#### [Exercise goal]
Restate the complete material exactly.

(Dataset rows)
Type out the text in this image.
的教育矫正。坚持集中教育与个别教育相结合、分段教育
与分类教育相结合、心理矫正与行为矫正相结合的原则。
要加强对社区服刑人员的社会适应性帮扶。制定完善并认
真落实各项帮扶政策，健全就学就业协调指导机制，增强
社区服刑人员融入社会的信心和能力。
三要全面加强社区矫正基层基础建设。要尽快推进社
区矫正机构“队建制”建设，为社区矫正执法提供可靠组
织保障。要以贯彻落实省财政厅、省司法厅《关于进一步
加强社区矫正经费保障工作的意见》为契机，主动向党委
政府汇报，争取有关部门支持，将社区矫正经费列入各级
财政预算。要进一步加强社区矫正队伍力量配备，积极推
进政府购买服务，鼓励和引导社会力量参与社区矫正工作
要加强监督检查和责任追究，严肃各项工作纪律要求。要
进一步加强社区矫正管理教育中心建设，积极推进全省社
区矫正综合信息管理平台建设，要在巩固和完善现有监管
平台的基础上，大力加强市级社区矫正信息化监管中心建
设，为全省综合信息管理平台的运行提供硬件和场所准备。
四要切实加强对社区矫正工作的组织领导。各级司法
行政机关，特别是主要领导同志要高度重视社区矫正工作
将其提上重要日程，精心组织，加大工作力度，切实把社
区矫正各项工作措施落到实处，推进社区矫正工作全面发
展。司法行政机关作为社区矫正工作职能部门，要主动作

#### [Written response]
Type out the text in this image.
的教育矫正。坚持集中教育与个别教育相结合、分段教育
与分类教育相结合、心理矫正与行为矫正相结合的原则。
要加强对社区服刑人员的社会适应性帮扶。制定完善并认
真落实各项帮扶政策，健全就学就业协调指导机制，增强
社区服刑人员融入社会的信心和能力。
三要全面加强社区矫正基层基础建设。要尽快推进社
区矫正机构“队建制”建设，为社区矫正执法提供可靠组
织保障。要以贯彻落实省财政厅、省司法厅《关于进一步
加强社区矫正经费保障工作的意见》为契机，主动向党委
政府汇报，争取有关部门支持，将社区矫正经费列入各级
财政预算。要进一步加强社区矫正队伍力量配备，积极推
进政府购买服务，鼓励和引导社会力量参与社区矫正工作
要加强监督检查和责任追究，严肃各项工作纪律要求。要
进一步加强社区矫正管理教育中心建设，积极推进全省社
区矫正综合信息管理平台建设，要在巩固和完善现有监管
平台的基础上，大力加强市级社区矫正信息化监管中心建
设，为全省综合信息管理平台的运行提供硬件和场所准备。
四要切实加强对社区矫正工作的组织领导。各级司法
行政机关，特别是主要领导同志要高度重视社区矫正工作
将其提上重要日程，精心组织，加大工作力度，切实把社
区矫正各项工作措施落到实处，推进社区矫正工作全面发
展。司法行政机关作为社区矫正工作职能部门，要主动作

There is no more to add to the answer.